## WRITTEN PROBLEM
Repeat the listing in full, exactly as it stands.

==== DATA EXTRACT ====

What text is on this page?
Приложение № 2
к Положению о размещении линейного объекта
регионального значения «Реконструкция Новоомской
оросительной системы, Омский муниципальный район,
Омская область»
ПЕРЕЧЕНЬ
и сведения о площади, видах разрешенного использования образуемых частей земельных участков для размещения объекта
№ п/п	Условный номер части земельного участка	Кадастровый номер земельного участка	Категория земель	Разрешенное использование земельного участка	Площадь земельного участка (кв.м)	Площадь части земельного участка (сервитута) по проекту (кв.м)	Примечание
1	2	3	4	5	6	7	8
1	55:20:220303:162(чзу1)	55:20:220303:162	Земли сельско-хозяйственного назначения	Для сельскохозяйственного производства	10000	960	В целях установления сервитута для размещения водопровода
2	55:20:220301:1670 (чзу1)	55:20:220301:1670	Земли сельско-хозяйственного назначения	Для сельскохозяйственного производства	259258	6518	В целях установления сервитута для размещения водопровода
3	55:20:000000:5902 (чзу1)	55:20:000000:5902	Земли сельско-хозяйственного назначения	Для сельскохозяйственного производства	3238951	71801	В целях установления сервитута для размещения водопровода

====

## REPLY
What text is on this page?
Приложение № 2
к Положению о размещении линейного объекта
регионального значения «Реконструкция Новоомской
оросительной системы, Омский муниципальный район,
Омская область»
ПЕРЕЧЕНЬ
и сведения о площади, видах разрешенного использования образуемых частей земельных участков для размещения объекта
№ п/п	Условный номер части земельного участка	Кадастровый номер земельного участка	Категория земель	Разрешенное использование земельного участка	Площадь земельного участка (кв.м)	Площадь части земельного участка (сервитута) по проекту (кв.м)	Примечание
1	2	3	4	5	6	7	8
1	55:20:220303:162(чзу1)	55:20:220303:162	Земли сельско-хозяйственного назначения	Для сельскохозяйственного производства	10000	960	В целях установления сервитута для размещения водопровода
2	55:20:220301:1670 (чзу1)	55:20:220301:1670	Земли сельско-хозяйственного назначения	Для сельскохозяйственного производства	259258	6518	В целях установления сервитута для размещения водопровода
3	55:20:000000:5902 (чзу1)	55:20:000000:5902	Земли сельско-хозяйственного назначения	Для сельскохозяйственного производства	3238951	71801	В целях установления сервитута для размещения водопровода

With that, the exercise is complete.